Extract each line bearing the word "Media".

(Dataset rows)
-*-

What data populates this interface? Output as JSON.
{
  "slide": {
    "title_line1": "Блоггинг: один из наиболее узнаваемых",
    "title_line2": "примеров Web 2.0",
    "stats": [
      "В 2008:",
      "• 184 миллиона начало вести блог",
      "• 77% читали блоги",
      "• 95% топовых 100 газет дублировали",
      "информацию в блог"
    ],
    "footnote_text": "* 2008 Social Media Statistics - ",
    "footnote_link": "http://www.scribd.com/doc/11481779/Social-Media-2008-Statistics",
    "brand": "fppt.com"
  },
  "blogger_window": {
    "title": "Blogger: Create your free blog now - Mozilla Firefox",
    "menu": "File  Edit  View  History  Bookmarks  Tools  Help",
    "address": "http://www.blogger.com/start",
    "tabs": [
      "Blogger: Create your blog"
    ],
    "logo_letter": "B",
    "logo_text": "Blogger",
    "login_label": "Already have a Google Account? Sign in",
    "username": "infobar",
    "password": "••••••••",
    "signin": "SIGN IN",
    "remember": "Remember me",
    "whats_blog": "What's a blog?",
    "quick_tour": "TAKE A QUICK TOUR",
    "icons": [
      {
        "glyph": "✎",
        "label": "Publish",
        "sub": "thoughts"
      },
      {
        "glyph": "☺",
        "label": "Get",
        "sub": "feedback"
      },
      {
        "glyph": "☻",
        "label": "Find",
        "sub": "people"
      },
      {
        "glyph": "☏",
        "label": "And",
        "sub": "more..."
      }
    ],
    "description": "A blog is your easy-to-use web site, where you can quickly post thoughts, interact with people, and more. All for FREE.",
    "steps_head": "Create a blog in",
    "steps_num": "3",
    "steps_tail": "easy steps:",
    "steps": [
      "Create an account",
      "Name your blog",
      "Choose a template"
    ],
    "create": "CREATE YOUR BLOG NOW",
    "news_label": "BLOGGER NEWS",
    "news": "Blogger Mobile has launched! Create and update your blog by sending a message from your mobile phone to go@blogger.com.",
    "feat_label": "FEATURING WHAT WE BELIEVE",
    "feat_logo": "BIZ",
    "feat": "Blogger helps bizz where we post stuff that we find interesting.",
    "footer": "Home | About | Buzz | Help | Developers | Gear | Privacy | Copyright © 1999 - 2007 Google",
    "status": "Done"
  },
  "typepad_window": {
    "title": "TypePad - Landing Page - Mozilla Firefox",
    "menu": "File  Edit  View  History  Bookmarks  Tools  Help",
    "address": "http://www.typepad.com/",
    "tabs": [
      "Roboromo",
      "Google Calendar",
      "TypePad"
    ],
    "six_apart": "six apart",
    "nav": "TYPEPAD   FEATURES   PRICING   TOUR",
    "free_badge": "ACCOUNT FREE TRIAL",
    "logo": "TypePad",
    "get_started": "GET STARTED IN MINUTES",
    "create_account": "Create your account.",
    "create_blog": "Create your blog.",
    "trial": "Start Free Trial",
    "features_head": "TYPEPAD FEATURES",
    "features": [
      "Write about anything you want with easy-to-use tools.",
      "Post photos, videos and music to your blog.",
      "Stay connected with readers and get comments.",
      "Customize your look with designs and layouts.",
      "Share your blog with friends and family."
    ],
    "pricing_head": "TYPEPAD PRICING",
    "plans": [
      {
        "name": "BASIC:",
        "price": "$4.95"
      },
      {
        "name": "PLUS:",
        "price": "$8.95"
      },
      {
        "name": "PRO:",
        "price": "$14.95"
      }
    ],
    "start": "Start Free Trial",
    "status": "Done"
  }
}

-*-

The response:
    "footnote_text": "* 2008 Social Media Statistics - ",
    "footnote_link": "http://www.scribd.com/doc/11481779/Social-Media-2008-Statistics",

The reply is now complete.